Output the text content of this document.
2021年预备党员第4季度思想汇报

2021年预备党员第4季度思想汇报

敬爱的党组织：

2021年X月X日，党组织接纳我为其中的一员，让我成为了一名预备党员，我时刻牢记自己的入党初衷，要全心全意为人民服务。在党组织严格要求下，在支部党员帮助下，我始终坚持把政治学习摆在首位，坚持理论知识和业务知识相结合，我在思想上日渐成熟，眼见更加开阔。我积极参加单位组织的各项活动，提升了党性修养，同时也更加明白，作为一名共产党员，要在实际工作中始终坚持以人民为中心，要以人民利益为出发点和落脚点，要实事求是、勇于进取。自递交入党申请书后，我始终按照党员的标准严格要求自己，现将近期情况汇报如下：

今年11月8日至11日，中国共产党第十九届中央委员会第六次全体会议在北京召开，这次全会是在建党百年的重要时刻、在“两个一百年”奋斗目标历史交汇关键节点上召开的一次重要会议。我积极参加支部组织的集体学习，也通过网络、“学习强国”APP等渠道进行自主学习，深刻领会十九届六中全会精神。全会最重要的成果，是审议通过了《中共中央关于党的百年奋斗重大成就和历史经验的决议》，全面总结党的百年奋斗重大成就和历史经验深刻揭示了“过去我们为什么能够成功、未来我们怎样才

-------------------------

**WORK TO DO**
The records above should be returned exactly.

**EXERCISE ANSWER**
Output the text content of this document.
2021年预备党员第4季度思想汇报

2021年预备党员第4季度思想汇报

敬爱的党组织：

2021年X月X日，党组织接纳我为其中的一员，让我成为了一名预备党员，我时刻牢记自己的入党初衷，要全心全意为人民服务。在党组织严格要求下，在支部党员帮助下，我始终坚持把政治学习摆在首位，坚持理论知识和业务知识相结合，我在思想上日渐成熟，眼见更加开阔。我积极参加单位组织的各项活动，提升了党性修养，同时也更加明白，作为一名共产党员，要在实际工作中始终坚持以人民为中心，要以人民利益为出发点和落脚点，要实事求是、勇于进取。自递交入党申请书后，我始终按照党员的标准严格要求自己，现将近期情况汇报如下：

今年11月8日至11日，中国共产党第十九届中央委员会第六次全体会议在北京召开，这次全会是在建党百年的重要时刻、在“两个一百年”奋斗目标历史交汇关键节点上召开的一次重要会议。我积极参加支部组织的集体学习，也通过网络、“学习强国”APP等渠道进行自主学习，深刻领会十九届六中全会精神。全会最重要的成果，是审议通过了《中共中央关于党的百年奋斗重大成就和历史经验的决议》，全面总结党的百年奋斗重大成就和历史经验深刻揭示了“过去我们为什么能够成功、未来我们怎样才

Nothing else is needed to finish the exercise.